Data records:
● ● ● ●
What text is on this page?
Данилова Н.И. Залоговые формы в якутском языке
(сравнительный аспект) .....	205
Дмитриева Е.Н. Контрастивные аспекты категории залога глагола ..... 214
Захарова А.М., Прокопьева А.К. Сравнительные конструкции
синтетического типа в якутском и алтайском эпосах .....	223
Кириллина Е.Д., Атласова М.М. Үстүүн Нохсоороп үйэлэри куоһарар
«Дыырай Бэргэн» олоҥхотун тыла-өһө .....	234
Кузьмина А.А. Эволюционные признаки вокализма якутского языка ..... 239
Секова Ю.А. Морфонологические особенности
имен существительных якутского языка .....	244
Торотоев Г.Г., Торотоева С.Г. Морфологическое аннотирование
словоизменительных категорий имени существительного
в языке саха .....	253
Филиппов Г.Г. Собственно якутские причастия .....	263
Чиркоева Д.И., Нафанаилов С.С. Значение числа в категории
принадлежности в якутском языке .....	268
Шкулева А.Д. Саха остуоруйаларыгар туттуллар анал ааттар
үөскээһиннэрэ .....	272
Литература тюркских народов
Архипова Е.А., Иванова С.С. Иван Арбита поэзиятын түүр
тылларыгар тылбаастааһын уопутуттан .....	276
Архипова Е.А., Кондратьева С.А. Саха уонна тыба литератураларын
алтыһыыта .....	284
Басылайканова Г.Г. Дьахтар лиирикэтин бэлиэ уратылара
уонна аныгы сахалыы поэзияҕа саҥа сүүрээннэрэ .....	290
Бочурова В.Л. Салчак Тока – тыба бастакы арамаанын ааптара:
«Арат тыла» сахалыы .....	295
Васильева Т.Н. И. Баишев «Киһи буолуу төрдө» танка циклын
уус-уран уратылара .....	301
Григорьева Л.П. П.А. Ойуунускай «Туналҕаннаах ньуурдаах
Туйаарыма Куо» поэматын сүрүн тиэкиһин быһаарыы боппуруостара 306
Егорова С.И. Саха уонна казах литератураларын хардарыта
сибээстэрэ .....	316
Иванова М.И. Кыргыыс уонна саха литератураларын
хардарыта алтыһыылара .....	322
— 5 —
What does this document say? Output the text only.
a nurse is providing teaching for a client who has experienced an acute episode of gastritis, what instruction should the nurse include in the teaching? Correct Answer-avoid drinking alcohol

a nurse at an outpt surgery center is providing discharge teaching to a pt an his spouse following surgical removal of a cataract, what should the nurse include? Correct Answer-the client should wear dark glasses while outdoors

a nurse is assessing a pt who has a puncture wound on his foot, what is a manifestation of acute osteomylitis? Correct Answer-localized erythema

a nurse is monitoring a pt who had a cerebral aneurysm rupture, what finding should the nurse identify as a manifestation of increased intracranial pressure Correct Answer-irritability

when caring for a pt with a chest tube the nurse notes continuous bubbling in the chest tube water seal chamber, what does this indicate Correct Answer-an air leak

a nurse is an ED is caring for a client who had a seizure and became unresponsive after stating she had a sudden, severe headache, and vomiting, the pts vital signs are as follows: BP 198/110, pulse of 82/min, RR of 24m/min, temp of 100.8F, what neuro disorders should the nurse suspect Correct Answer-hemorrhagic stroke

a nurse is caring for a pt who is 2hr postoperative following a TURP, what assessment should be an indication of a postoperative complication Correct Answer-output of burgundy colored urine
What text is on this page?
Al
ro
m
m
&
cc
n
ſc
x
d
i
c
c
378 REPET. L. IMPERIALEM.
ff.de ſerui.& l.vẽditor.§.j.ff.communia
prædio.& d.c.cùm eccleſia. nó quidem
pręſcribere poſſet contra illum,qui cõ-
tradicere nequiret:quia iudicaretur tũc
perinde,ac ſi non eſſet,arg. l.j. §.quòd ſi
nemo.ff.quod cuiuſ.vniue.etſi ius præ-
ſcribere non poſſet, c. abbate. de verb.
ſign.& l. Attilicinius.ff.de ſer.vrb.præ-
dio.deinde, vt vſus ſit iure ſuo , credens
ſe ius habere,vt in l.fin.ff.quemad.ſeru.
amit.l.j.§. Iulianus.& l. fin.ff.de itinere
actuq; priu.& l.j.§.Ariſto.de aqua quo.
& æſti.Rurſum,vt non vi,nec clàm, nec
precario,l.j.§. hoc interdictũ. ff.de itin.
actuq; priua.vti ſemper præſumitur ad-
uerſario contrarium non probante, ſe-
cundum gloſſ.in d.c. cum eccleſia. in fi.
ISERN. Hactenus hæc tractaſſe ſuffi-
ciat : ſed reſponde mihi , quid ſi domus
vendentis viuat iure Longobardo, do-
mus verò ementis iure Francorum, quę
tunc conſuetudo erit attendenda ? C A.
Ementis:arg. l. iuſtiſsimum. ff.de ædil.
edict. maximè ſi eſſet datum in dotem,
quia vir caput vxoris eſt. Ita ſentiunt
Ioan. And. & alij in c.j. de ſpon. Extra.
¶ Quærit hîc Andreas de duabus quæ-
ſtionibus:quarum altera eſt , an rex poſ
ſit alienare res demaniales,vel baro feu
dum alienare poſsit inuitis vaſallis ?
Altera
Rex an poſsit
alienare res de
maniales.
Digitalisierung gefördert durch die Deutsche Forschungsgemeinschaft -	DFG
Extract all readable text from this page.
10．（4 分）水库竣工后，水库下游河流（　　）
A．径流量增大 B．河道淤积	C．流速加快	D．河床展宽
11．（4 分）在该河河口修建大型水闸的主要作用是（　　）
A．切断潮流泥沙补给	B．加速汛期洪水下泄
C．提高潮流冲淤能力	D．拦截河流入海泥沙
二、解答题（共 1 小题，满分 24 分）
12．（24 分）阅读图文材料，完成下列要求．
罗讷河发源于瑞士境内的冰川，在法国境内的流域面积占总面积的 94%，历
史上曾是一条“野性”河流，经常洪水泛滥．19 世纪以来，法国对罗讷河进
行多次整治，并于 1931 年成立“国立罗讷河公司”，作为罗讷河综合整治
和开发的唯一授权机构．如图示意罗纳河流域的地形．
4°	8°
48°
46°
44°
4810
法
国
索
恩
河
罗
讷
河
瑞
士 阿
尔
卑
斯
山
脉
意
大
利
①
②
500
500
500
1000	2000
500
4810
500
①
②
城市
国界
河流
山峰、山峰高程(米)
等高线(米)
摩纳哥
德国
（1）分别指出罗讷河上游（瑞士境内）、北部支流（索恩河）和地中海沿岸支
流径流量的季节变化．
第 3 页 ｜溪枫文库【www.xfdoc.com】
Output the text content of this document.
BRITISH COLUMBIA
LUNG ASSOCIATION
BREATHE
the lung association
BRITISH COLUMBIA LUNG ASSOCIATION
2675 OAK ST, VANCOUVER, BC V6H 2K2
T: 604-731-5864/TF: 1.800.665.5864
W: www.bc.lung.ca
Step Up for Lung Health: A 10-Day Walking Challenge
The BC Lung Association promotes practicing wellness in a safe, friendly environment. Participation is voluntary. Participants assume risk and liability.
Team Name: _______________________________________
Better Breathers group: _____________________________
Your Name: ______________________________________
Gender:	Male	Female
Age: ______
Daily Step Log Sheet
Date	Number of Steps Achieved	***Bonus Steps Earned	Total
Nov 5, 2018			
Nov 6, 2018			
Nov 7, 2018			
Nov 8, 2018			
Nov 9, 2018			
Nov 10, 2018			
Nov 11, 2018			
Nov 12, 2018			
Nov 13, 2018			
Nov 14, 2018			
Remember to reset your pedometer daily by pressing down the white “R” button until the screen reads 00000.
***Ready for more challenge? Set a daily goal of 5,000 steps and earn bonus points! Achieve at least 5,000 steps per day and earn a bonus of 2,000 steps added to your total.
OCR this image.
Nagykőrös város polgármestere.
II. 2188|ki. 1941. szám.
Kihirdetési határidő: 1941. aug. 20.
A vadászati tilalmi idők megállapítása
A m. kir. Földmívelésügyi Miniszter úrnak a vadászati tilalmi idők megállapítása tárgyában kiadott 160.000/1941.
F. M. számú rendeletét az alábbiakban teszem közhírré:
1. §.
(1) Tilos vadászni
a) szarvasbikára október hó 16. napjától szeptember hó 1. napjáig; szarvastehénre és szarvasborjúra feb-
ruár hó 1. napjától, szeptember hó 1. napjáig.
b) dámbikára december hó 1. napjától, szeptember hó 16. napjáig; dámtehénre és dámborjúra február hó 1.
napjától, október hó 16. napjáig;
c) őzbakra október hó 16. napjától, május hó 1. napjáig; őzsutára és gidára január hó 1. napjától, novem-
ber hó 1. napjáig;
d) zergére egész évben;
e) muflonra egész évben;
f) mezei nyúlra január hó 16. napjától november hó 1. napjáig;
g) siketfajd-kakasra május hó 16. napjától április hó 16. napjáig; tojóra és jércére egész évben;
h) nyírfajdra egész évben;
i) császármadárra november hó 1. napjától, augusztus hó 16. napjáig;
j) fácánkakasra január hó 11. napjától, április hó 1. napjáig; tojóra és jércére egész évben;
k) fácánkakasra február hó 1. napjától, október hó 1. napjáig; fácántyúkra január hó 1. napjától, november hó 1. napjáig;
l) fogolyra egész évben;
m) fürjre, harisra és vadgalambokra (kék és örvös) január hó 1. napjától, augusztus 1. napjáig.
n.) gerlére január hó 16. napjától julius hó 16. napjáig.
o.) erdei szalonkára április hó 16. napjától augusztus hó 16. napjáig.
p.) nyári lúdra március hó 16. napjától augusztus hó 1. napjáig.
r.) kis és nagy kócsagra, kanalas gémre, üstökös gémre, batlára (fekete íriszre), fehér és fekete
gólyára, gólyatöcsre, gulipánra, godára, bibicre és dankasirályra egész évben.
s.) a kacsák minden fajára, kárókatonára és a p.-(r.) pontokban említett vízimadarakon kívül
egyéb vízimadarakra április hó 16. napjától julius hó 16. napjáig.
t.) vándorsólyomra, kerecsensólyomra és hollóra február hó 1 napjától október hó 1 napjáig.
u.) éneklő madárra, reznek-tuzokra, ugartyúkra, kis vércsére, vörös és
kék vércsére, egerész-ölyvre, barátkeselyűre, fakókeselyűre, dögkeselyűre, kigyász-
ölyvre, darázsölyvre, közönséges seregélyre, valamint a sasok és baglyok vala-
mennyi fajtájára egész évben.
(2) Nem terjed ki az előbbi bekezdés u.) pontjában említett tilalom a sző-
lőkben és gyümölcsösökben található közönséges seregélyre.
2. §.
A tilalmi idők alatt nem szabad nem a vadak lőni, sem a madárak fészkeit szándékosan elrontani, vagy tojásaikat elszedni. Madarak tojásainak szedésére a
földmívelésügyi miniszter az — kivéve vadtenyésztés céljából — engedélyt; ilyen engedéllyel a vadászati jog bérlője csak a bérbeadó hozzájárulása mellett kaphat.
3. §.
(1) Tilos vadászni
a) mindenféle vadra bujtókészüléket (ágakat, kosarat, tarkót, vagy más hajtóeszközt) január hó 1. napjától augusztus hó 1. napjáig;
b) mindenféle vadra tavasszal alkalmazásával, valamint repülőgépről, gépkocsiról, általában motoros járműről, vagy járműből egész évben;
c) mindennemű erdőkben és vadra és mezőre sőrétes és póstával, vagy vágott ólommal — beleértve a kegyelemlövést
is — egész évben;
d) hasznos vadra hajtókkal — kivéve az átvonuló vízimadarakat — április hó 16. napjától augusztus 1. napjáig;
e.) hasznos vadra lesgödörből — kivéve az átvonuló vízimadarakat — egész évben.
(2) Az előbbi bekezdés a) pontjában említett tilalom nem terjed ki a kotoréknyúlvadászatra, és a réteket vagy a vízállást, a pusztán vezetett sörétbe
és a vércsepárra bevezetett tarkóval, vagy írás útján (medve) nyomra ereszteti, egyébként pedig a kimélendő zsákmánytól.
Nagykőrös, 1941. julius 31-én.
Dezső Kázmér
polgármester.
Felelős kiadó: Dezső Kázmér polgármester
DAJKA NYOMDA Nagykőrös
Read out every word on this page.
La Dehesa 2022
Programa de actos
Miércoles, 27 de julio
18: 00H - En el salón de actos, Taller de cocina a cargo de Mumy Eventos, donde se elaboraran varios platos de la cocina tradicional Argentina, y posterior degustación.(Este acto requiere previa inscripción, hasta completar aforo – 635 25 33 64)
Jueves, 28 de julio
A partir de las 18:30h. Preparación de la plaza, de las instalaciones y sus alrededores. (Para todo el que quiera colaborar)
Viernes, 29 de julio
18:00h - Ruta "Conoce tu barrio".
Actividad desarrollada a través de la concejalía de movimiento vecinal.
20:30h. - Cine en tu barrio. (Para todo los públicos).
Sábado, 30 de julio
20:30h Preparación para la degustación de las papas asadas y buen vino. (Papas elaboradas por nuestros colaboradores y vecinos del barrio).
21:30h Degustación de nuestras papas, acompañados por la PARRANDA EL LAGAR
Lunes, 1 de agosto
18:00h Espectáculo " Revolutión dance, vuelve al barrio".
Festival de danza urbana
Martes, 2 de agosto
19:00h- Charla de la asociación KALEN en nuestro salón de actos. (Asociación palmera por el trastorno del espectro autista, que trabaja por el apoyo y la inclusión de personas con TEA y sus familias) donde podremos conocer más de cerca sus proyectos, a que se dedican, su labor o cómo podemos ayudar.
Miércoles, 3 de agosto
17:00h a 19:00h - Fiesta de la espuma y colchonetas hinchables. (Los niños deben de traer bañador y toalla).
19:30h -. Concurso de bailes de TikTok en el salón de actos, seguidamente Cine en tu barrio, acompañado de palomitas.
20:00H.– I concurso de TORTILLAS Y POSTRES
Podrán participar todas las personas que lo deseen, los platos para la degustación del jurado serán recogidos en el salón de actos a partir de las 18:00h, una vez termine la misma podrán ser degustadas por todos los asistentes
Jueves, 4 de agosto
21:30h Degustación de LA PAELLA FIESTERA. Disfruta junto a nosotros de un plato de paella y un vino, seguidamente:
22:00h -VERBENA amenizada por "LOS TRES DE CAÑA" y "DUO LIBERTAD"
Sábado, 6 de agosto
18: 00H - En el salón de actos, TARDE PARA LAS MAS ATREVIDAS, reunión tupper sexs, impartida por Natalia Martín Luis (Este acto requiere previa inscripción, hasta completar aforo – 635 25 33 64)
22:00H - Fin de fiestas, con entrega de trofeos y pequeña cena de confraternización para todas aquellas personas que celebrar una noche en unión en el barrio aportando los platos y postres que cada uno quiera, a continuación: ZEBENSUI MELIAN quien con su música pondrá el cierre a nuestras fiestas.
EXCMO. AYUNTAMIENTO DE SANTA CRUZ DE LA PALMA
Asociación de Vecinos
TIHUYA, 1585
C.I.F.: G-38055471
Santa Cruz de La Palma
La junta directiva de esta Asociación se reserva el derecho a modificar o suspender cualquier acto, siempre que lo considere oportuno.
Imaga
● ● ● ●
### [Problem]
Search the records for the word "nuestras" and copy every line where it occurs.

### [Completed task]
21:30h Degustación de nuestras papas, acompañados por la PARRANDA EL LAGAR
22:00H - Fin de fiestas, con entrega de trofeos y pequeña cena de confraternización para todas aquellas personas que celebrar una noche en unión en el barrio aportando los platos y postres que cada uno quiera, a continuación: ZEBENSUI MELIAN quien con su música pondrá el cierre a nuestras fiestas.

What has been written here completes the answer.